To play a Zone Mortalis battle, start with how you would start any game of Warhammer: building your army. Unless you're going to be playing one of the missions in the expansion, you need to use the Force Organization chart for a Zone Mortalis Combatant. The only compulsory choices are 1 HQ and 1 Troops, with an optional 1 HQ, 2 Troops, 2 Elites, 2 Fast Attack, and 1 Heavy Support.

There's also the option for Zone Mortalis Mission charts for the Attacker and the Defender with a slight tweak. The Defender gains a Troops and a Heavy Support choice but loses an Fast Attack slot, and the Attacker trades a Heavy Support slot for an Elites one, which is compulsory instead of the Troops. Attacker and Defender can be decided before the game, rolled on, etc.

There's also a number of restrictions:

  • No dedicated transports: No driving METAL BAWKSES trough the ZM corridors.
  • No unit can have a starting size more than 15 models before being joined by Independent Characters: Note that some ZM specialist units, such as the Solar Auxilia lasrifle section, split into 10 man squads eve though their starting size is 20.
  • No vehicles: (except for walkers and models less than 4" wide).
  • No flyers: (duh)
  • No models with a base bigger than 60mm: Your Leviathan Dreadnought is too CHONK for this mission.

You get a Warlord as the norm, but only in games with 500+ points.

Building the Map

Instead of rolling for terrain like normal, create the inside of a building. Add in walls, intersections, doors, whatever you want! Use your D&D Tilesets! Use your copy of Space Hulk or Assassinorum Execution Force! Use a dry-erase board! Use whatever you want! Or make a regular tabletop map and designate some parts as following the Zone Mortalis rules.

Forge World used to sell an expensive set of Zone Mortalis tiles, and now there is also the modular set from Necromunda if you're willing to pay for more thematic terrain.

As for the terrain rules, they're pretty simple: nothing counts as building beacause you're already inside one, but the doors (or bulkheads) are important. They count as a single AV 13 Hull Point, and you get all the bonuses you would get against immobile vehicles and fortifications, such as Wrecker. They exist in 3 states depending on the mission:

  • Locked: A locked door is inaccessible except by destroying it, which means you have to blow it up. once destroyed, remove it from play.
  • Accessible: An accessible door can be opened by anyone in contact with it, but you can still destroy it for the lulz.
  • Controlled: One of the players (defender) counts them as accessible, but the other one treats them as 'locked' and has to force his way trough.

Special Rules

This being Zone Mortalis, a bunch of rules change the value of cover, modify movement, and make weapons scarier. In general, reduce all cover saves from battlefield terrain by 1 to a minimum of 6+ (so sandbags are 6+, ruins are 5+, and bunkers are 4+. However, going to ground in bunkers gives a +2 instead of +1, so there's that). Different models find it harder to move around, now.
════════════════
Stated problem A: From the rows, copy the lines unchanged, starting at the line that contains "data-label: 0.6451 — [189, 321, 222, 335]" and ending with the line that contains "point — [137, 385, 143, 390]".
════════════════
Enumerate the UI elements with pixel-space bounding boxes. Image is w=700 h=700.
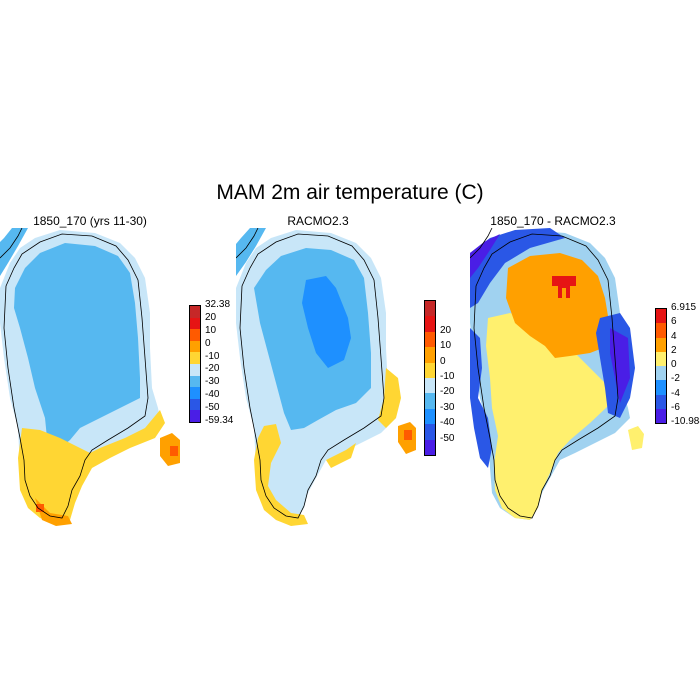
panel-3-coastline [473,233,619,519]
panel-1-colorbar: -59.34 -50 -40 -30 -20 -10 0 10 20 32.38 [189,300,249,426]
colorbar-segment [425,347,435,363]
colorbar-label: -2 [671,373,680,385]
colorbar-label: 6.915 [671,302,697,313]
colorbar-segment [190,340,200,353]
colorbar-segment [656,337,666,352]
colorbar-label: 0 [440,355,446,367]
colorbar-segment [425,424,435,440]
panel-3-west-cold [470,328,492,468]
panel-2-canada [236,228,266,276]
colorbar-label: -10 [205,350,220,362]
panel-1-map [0,228,180,526]
panel-1-canada [0,228,28,276]
colorbar-segment [190,375,200,388]
panel-3-neutral [486,313,610,520]
panel-2-summit [302,276,351,368]
colorbar-label: 10 [205,324,217,336]
colorbar-segment [425,408,435,425]
colorbar-label: -40 [205,389,220,401]
panel-3-iceland [628,426,644,450]
colorbar-label: -59.34 [205,415,234,426]
panel-3-title: 1850_170 - RACMO2.3 [490,214,616,228]
colorbar-label: 0 [671,359,677,370]
panel-1-coastline [3,233,149,519]
panel-3-warm-interior [506,253,610,358]
panel-1-coast-warm [18,410,165,524]
colorbar-segment [656,323,666,338]
colorbar-segment [190,398,200,411]
panel-3-colorbar: -10.988 -6 -4 -2 0 2 4 6 6.915 [655,303,700,427]
colorbar-label: 0 [205,337,211,349]
colorbar-label: -20 [205,363,220,375]
colorbar-segment [425,439,435,455]
panel-2-field [236,228,416,526]
panel-3-hotspot [552,276,576,298]
colorbar-segment [190,387,200,399]
colorbar-segment [425,393,435,409]
colorbar-segment [656,309,666,324]
colorbar-label: 10 [440,340,452,352]
colorbar-segment [190,306,200,318]
colorbar-segment [190,364,200,376]
colorbar-segment [425,331,435,348]
colorbar-label: -30 [205,376,220,388]
colorbar-segment [425,378,435,394]
panel-3-map [470,228,644,520]
colorbar-label: 6 [671,316,677,328]
colorbar-label: -10.988 [671,416,700,427]
colorbar-segment [190,329,200,341]
colorbar-segment [656,351,666,366]
colorbar-segment [656,394,666,409]
colorbar-label: -20 [440,386,455,398]
panel-1-interior [14,243,140,450]
colorbar-segment [190,410,200,422]
colorbar-label: 32.38 [205,299,231,310]
colorbar-segment [425,301,435,317]
figure-title: MAM 2m air temperature (C) [216,181,484,204]
colorbar-segment [190,352,200,364]
colorbar-segment [190,317,200,330]
colorbar-label: 2 [671,344,677,356]
colorbar-segment [656,380,666,395]
colorbar-segment [425,316,435,332]
colorbar-label: 4 [671,330,677,342]
colorbar-label: -10 [440,371,455,382]
colorbar-segment [425,362,435,378]
panel-1-title: 1850_170 (yrs 11-30) [33,214,147,228]
panel-2-title: RACMO2.3 [287,214,349,228]
colorbar-segment [656,366,666,381]
panel-2-coast-warm [254,424,308,526]
colorbar-label: 20 [440,324,452,336]
panel-3-field [470,228,644,520]
colorbar-label: -50 [205,402,220,414]
colorbar-label: -40 [440,417,455,429]
colorbar-label: -50 [440,432,455,444]
panel-1-field [0,228,180,526]
panel-2-coastline [239,233,385,519]
colorbar-segment [656,408,666,423]
colorbar-label: -6 [671,401,680,413]
panel-2-map [236,228,416,526]
colorbar-label: -4 [671,387,680,399]
colorbar-label: 20 [205,311,217,323]
colorbar-label: -30 [440,401,455,413]
panel-3-north-cold [470,228,565,308]
panel-2-colorbar: -50 -40 -30 -20 -10 0 10 20 [424,300,474,456]
panel-1-south-tip [35,498,72,526]
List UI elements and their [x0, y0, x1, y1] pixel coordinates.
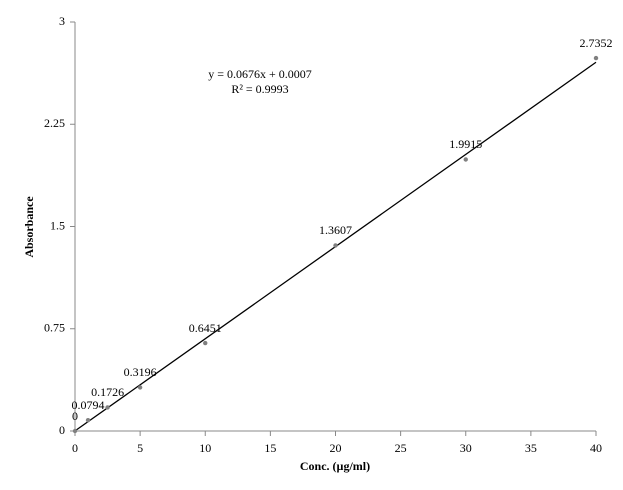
data-label: 0.6451 — [189, 321, 222, 335]
data-label: 1.9915 — [449, 137, 482, 151]
trendline-equation: y = 0.0676x + 0.0007 — [208, 67, 312, 81]
data-label: 0 — [72, 409, 78, 423]
point — [105, 405, 110, 410]
x-axis-title: Conc. (µg/ml) — [300, 459, 370, 473]
point — [137, 385, 143, 390]
data-label: 2.7352 — [580, 36, 613, 50]
x-tick-label: 0 — [72, 441, 78, 455]
y-tick-label: 3 — [59, 14, 65, 28]
point — [72, 428, 78, 434]
x-tick-label: 20 — [330, 441, 342, 455]
data-label: 0.0794 — [72, 398, 105, 412]
point — [593, 55, 599, 61]
data-label: 0.1726 — [91, 385, 124, 399]
data-label: 1.3607 — [319, 223, 352, 237]
point — [203, 340, 208, 346]
x-tick-label: 5 — [137, 441, 143, 455]
r-squared: R² = 0.9993 — [231, 82, 288, 96]
x-tick-label: 40 — [590, 441, 602, 455]
data-label: 0.3196 — [124, 365, 157, 379]
y-axis-title: Absorbance — [22, 196, 36, 258]
y-tick-label: 0 — [59, 423, 65, 437]
x-tick-label: 35 — [525, 441, 537, 455]
point — [463, 157, 468, 162]
y-tick-label: 0.75 — [44, 321, 65, 335]
point — [85, 417, 91, 423]
y-tick-label: 1.5 — [50, 218, 65, 232]
point — [333, 243, 338, 248]
x-tick-label: 15 — [264, 441, 276, 455]
y-tick-label: 2.25 — [44, 116, 65, 130]
x-tick-label: 30 — [460, 441, 472, 455]
x-tick-label: 25 — [395, 441, 407, 455]
x-tick-label: 10 — [199, 441, 211, 455]
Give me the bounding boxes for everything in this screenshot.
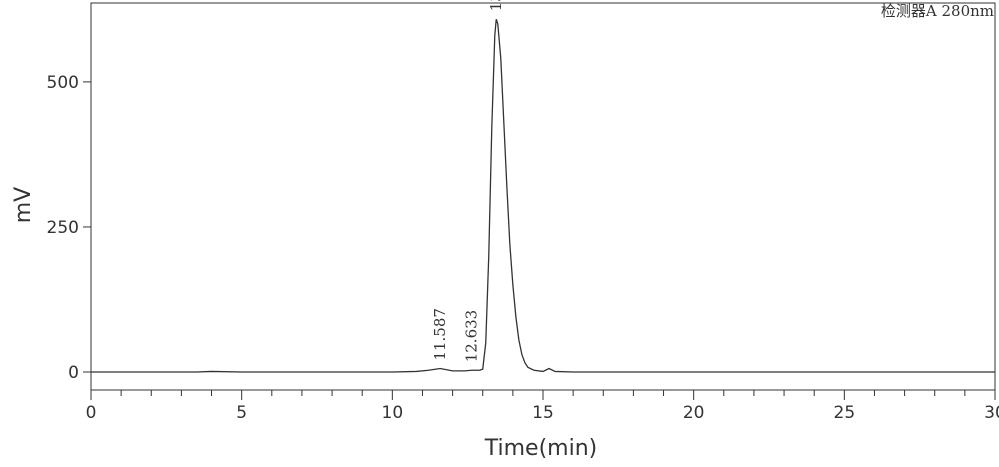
y-tick-label: 500 bbox=[47, 73, 79, 93]
x-tick-label: 10 bbox=[382, 403, 404, 423]
peak-label: 13.448 bbox=[487, 0, 505, 11]
y-tick-label: 0 bbox=[68, 363, 79, 383]
x-tick-label: 0 bbox=[86, 403, 97, 423]
y-tick-label: 250 bbox=[47, 218, 79, 238]
peak-label: 11.587 bbox=[431, 308, 449, 361]
chromatogram-line bbox=[91, 19, 995, 373]
y-axis-label: mV bbox=[11, 187, 36, 223]
x-tick-label: 20 bbox=[683, 403, 705, 423]
x-tick-label: 25 bbox=[834, 403, 856, 423]
x-tick-label: 5 bbox=[236, 403, 247, 423]
x-axis-label: Time(min) bbox=[484, 436, 598, 461]
plot-frame bbox=[90, 2, 996, 391]
chart-title: 检测器A 280nm bbox=[881, 2, 994, 20]
x-tick-label: 15 bbox=[532, 403, 554, 423]
x-tick-label: 30 bbox=[984, 403, 999, 423]
peak-label: 12.633 bbox=[463, 310, 481, 363]
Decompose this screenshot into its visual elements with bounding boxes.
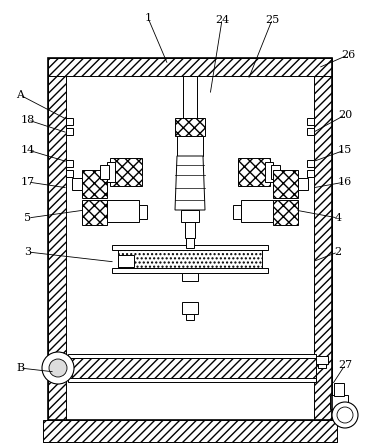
Bar	[100, 165, 109, 179]
Bar	[118, 255, 134, 267]
Bar	[181, 210, 199, 222]
Bar	[318, 364, 326, 368]
Bar	[66, 160, 73, 167]
Bar	[82, 200, 107, 225]
Bar	[72, 178, 82, 190]
Circle shape	[337, 407, 353, 423]
Bar	[334, 383, 344, 396]
Text: B: B	[16, 363, 24, 373]
Text: 1: 1	[144, 13, 152, 23]
Text: 26: 26	[341, 50, 355, 60]
Bar	[110, 158, 142, 186]
Bar	[68, 378, 316, 382]
Text: 14: 14	[21, 145, 35, 155]
Circle shape	[42, 352, 74, 384]
Bar	[314, 76, 332, 420]
Text: 25: 25	[265, 15, 279, 25]
Bar	[62, 360, 72, 376]
Bar	[177, 136, 203, 156]
Text: A: A	[16, 90, 24, 100]
Bar	[186, 238, 194, 248]
Text: 4: 4	[334, 213, 341, 223]
Bar	[265, 162, 273, 182]
Text: 17: 17	[21, 177, 35, 187]
Bar	[233, 205, 241, 219]
Bar	[271, 165, 280, 179]
Bar	[68, 354, 316, 358]
Bar	[112, 245, 268, 250]
Bar	[238, 158, 270, 186]
Text: 16: 16	[338, 177, 352, 187]
Bar	[107, 162, 115, 182]
Bar	[68, 358, 316, 378]
Bar	[118, 248, 262, 268]
Bar	[298, 178, 308, 190]
Polygon shape	[175, 156, 205, 210]
Text: 24: 24	[215, 15, 229, 25]
Bar	[175, 118, 205, 136]
Text: 15: 15	[338, 145, 352, 155]
Bar	[316, 356, 328, 364]
Bar	[66, 128, 73, 135]
Bar	[112, 268, 268, 273]
Bar	[330, 395, 348, 409]
Bar	[48, 76, 66, 420]
Text: 27: 27	[338, 360, 352, 370]
Text: 18: 18	[21, 115, 35, 125]
Bar	[307, 160, 314, 167]
Circle shape	[332, 402, 358, 428]
Bar	[66, 76, 314, 420]
Bar	[48, 58, 332, 420]
Bar	[273, 200, 298, 225]
Text: 5: 5	[24, 213, 31, 223]
Circle shape	[49, 359, 67, 377]
Bar	[139, 205, 147, 219]
Bar	[82, 170, 107, 198]
Text: 3: 3	[24, 247, 31, 257]
Bar	[307, 118, 314, 125]
Bar	[48, 58, 332, 76]
Bar	[307, 170, 314, 177]
Bar	[43, 420, 337, 442]
Bar	[43, 442, 337, 443]
Text: 20: 20	[338, 110, 352, 120]
Bar	[273, 170, 298, 198]
Bar	[66, 118, 73, 125]
Bar	[182, 302, 198, 314]
Bar	[182, 273, 198, 281]
Bar	[183, 76, 197, 118]
Bar	[241, 200, 273, 222]
Text: 2: 2	[334, 247, 341, 257]
Bar	[307, 128, 314, 135]
Bar	[107, 200, 139, 222]
Bar	[185, 222, 195, 238]
Bar	[186, 314, 194, 320]
Bar	[66, 170, 73, 177]
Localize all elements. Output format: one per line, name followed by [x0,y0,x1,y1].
════════════════
Stated problem B: Pick up the Zone Mortalis rules text after its last sentence and keep writing it.

Exercise response A:
data-label: 0.6451 — [189, 321, 222, 335]
data-label: 1.9915 — [449, 137, 482, 151]
trendline-equation: y = 0.0676x + 0.0007 — [208, 67, 312, 81]
data-label: 0 — [72, 409, 78, 423]
point — [105, 405, 110, 410]
x-axis-title: Conc. (µg/ml) — [300, 459, 370, 473]
point — [137, 385, 143, 390]

Exercise response B:
  • Bikes, Jetbikes, Artillery, Cavalry, and Walkers treat all difficult terrain as dangerous terrain. If they turboboost, they take a dangerous terrain test regardless of how far they go. This ignores whatever their dataslate says about ignoring cover in the way (like the Move Through Cover USR).
  • All Jump Infantry and FMCs who move more than 6" have to take a Dangerous Terrain test or hurt themselves flying into the roof.
  • All other vehicles (including Skimmers) treat the map as both difficult and dangerous terrain.
  • Wrecked vehicles are now difficult and dangerous terrain, not just battlefield terrain.
  • Infantry, MCs, and Beasts treat the map as normal (open ground is open ground, difficult terrain is only difficult, etc.)

Also, there are rules for doors now. They come in three varieties:

  • Locked doors can only be opened by being destroyed or being unlocked as part of the mission. If the door's destroyed, remove it from play.
  • Accessible doors can be opened or closed by the first unit who touches it in a turn, once per turn.
  • Controlled doors are accessible by one player, but locked to the other.
  • All doors count as AV 13 with 1 HP, so any glancing or penetrating hit will open them up.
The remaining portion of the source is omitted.